• WHAT YOU SHOULD DO
Each entry below is to be extracted exactly.

• DATA PROVIDED
* * * *

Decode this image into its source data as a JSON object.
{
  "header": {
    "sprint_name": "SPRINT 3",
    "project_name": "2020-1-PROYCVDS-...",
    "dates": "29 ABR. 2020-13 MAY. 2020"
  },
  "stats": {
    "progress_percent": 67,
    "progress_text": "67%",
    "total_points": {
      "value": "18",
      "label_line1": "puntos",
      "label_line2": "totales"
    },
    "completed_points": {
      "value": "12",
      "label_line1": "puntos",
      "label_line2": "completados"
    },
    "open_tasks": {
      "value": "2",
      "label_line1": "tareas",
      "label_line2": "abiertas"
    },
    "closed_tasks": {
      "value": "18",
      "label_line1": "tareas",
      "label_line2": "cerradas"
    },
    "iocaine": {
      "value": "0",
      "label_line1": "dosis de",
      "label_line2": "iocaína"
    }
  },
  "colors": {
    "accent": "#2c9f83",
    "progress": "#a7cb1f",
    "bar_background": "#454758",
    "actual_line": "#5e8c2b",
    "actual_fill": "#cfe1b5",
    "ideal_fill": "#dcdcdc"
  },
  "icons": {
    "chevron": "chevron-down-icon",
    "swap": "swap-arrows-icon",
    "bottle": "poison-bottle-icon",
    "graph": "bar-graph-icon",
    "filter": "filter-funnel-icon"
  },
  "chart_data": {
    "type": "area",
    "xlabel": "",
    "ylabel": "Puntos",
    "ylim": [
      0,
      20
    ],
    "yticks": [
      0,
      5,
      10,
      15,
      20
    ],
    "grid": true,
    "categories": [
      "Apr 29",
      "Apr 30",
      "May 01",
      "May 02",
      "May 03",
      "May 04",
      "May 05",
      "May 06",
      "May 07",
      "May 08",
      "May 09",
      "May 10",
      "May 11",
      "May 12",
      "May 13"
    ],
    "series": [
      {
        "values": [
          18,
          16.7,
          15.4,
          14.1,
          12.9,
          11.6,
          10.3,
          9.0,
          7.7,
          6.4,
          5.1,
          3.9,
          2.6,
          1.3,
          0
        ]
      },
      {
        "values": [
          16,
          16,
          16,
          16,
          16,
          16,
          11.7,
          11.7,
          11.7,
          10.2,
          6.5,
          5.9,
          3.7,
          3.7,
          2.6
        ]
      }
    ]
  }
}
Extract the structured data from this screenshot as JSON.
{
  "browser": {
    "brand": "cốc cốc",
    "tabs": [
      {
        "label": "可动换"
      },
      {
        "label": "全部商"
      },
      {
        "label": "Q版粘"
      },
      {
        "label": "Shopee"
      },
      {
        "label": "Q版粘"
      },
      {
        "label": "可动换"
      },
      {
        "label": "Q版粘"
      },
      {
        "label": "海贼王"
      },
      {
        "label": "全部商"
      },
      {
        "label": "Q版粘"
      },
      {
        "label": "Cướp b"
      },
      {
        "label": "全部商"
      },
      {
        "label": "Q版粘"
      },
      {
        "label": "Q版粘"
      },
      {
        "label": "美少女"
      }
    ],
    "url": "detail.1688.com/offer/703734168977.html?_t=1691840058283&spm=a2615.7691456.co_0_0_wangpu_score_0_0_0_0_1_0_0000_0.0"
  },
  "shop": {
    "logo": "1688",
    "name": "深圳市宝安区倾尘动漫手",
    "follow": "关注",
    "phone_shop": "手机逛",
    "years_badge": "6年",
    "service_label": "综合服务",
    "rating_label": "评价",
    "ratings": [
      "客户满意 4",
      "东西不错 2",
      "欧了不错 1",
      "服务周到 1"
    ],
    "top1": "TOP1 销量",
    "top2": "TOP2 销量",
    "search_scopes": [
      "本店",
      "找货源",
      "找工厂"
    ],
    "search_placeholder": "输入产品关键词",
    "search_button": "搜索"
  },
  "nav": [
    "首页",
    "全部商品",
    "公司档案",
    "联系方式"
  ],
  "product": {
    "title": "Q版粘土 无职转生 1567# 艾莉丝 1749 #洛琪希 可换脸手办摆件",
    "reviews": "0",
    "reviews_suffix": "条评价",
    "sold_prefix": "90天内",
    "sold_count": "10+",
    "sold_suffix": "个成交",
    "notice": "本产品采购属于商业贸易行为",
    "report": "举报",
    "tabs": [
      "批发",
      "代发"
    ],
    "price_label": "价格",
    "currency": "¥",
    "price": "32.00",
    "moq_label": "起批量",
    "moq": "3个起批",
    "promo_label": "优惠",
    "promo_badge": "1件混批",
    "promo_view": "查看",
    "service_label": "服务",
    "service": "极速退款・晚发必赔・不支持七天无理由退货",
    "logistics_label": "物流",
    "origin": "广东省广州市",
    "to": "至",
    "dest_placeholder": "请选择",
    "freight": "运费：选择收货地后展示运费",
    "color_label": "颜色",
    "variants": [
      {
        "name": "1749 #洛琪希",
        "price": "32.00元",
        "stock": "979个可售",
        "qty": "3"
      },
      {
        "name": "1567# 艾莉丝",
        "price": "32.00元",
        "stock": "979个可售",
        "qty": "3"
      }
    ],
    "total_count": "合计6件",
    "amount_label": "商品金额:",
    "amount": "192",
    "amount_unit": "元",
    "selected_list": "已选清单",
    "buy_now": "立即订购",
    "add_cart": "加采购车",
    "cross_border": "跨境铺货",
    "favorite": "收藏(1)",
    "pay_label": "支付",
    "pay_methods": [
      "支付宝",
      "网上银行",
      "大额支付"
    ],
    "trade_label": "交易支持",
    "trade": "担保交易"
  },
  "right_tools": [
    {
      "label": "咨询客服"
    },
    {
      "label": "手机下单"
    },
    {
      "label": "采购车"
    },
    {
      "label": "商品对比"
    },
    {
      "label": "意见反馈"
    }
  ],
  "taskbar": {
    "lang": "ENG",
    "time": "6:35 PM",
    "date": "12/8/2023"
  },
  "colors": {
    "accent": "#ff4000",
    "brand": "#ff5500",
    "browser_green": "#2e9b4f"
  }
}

* * * *

• THE SOLUTION
Decode this image into its source data as a JSON object.
{
  "header": {
    "sprint_name": "SPRINT 3",
    "project_name": "2020-1-PROYCVDS-...",
    "dates": "29 ABR. 2020-13 MAY. 2020"
  },
  "stats": {
    "progress_percent": 67,
    "progress_text": "67%",
    "total_points": {
      "value": "18",
      "label_line1": "puntos",
      "label_line2": "totales"
    },
    "completed_points": {
      "value": "12",
      "label_line1": "puntos",
      "label_line2": "completados"
    },
    "open_tasks": {
      "value": "2",
      "label_line1": "tareas",
      "label_line2": "abiertas"
    },
    "closed_tasks": {
      "value": "18",
      "label_line1": "tareas",
      "label_line2": "cerradas"
    },
    "iocaine": {
      "value": "0",
      "label_line1": "dosis de",
      "label_line2": "iocaína"
    }
  },
  "colors": {
    "accent": "#2c9f83",
    "progress": "#a7cb1f",
    "bar_background": "#454758",
    "actual_line": "#5e8c2b",
    "actual_fill": "#cfe1b5",
    "ideal_fill": "#dcdcdc"
  },
  "icons": {
    "chevron": "chevron-down-icon",
    "swap": "swap-arrows-icon",
    "bottle": "poison-bottle-icon",
    "graph": "bar-graph-icon",
    "filter": "filter-funnel-icon"
  },
  "chart_data": {
    "type": "area",
    "xlabel": "",
    "ylabel": "Puntos",
    "ylim": [
      0,
      20
    ],
    "yticks": [
      0,
      5,
      10,
      15,
      20
    ],
    "grid": true,
    "categories": [
      "Apr 29",
      "Apr 30",
      "May 01",
      "May 02",
      "May 03",
      "May 04",
      "May 05",
      "May 06",
      "May 07",
      "May 08",
      "May 09",
      "May 10",
      "May 11",
      "May 12",
      "May 13"
    ],
    "series": [
      {
        "values": [
          18,
          16.7,
          15.4,
          14.1,
          12.9,
          11.6,
          10.3,
          9.0,
          7.7,
          6.4,
          5.1,
          3.9,
          2.6,
          1.3,
          0
        ]
      },
      {
        "values": [
          16,
          16,
          16,
          16,
          16,
          16,
          11.7,
          11.7,
          11.7,
          10.2,
          6.5,
          5.9,
          3.7,
          3.7,
          2.6
        ]
      }
    ]
  }
}
Extract the structured data from this screenshot as JSON.
{
  "browser": {
    "brand": "cốc cốc",
    "tabs": [
      {
        "label": "可动换"
      },
      {
        "label": "全部商"
      },
      {
        "label": "Q版粘"
      },
      {
        "label": "Shopee"
      },
      {
        "label": "Q版粘"
      },
      {
        "label": "可动换"
      },
      {
        "label": "Q版粘"
      },
      {
        "label": "海贼王"
      },
      {
        "label": "全部商"
      },
      {
        "label": "Q版粘"
      },
      {
        "label": "Cướp b"
      },
      {
        "label": "全部商"
      },
      {
        "label": "Q版粘"
      },
      {
        "label": "Q版粘"
      },
      {
        "label": "美少女"
      }
    ],
    "url": "detail.1688.com/offer/703734168977.html?_t=1691840058283&spm=a2615.7691456.co_0_0_wangpu_score_0_0_0_0_1_0_0000_0.0"
  },
  "shop": {
    "logo": "1688",
    "name": "深圳市宝安区倾尘动漫手",
    "follow": "关注",
    "phone_shop": "手机逛",
    "years_badge": "6年",
    "service_label": "综合服务",
    "rating_label": "评价",
    "ratings": [
      "客户满意 4",
      "东西不错 2",
      "欧了不错 1",
      "服务周到 1"
    ],
    "top1": "TOP1 销量",
    "top2": "TOP2 销量",
    "search_scopes": [
      "本店",
      "找货源",
      "找工厂"
    ],
    "search_placeholder": "输入产品关键词",
    "search_button": "搜索"
  },
  "nav": [
    "首页",
    "全部商品",
    "公司档案",
    "联系方式"
  ],
  "product": {
    "title": "Q版粘土 无职转生 1567# 艾莉丝 1749 #洛琪希 可换脸手办摆件",
    "reviews": "0",
    "reviews_suffix": "条评价",
    "sold_prefix": "90天内",
    "sold_count": "10+",
    "sold_suffix": "个成交",
    "notice": "本产品采购属于商业贸易行为",
    "report": "举报",
    "tabs": [
      "批发",
      "代发"
    ],
    "price_label": "价格",
    "currency": "¥",
    "price": "32.00",
    "moq_label": "起批量",
    "moq": "3个起批",
    "promo_label": "优惠",
    "promo_badge": "1件混批",
    "promo_view": "查看",
    "service_label": "服务",
    "service": "极速退款・晚发必赔・不支持七天无理由退货",
    "logistics_label": "物流",
    "origin": "广东省广州市",
    "to": "至",
    "dest_placeholder": "请选择",
    "freight": "运费：选择收货地后展示运费",
    "color_label": "颜色",
    "variants": [
      {
        "name": "1749 #洛琪希",
        "price": "32.00元",
        "stock": "979个可售",
        "qty": "3"
      },
      {
        "name": "1567# 艾莉丝",
        "price": "32.00元",
        "stock": "979个可售",
        "qty": "3"
      }
    ],
    "total_count": "合计6件",
    "amount_label": "商品金额:",
    "amount": "192",
    "amount_unit": "元",
    "selected_list": "已选清单",
    "buy_now": "立即订购",
    "add_cart": "加采购车",
    "cross_border": "跨境铺货",
    "favorite": "收藏(1)",
    "pay_label": "支付",
    "pay_methods": [
      "支付宝",
      "网上银行",
      "大额支付"
    ],
    "trade_label": "交易支持",
    "trade": "担保交易"
  },
  "right_tools": [
    {
      "label": "咨询客服"
    },
    {
      "label": "手机下单"
    },
    {
      "label": "采购车"
    },
    {
      "label": "商品对比"
    },
    {
      "label": "意见反馈"
    }
  ],
  "taskbar": {
    "lang": "ENG",
    "time": "6:35 PM",
    "date": "12/8/2023"
  },
  "colors": {
    "accent": "#ff4000",
    "brand": "#ff5500",
    "browser_green": "#2e9b4f"
  }
}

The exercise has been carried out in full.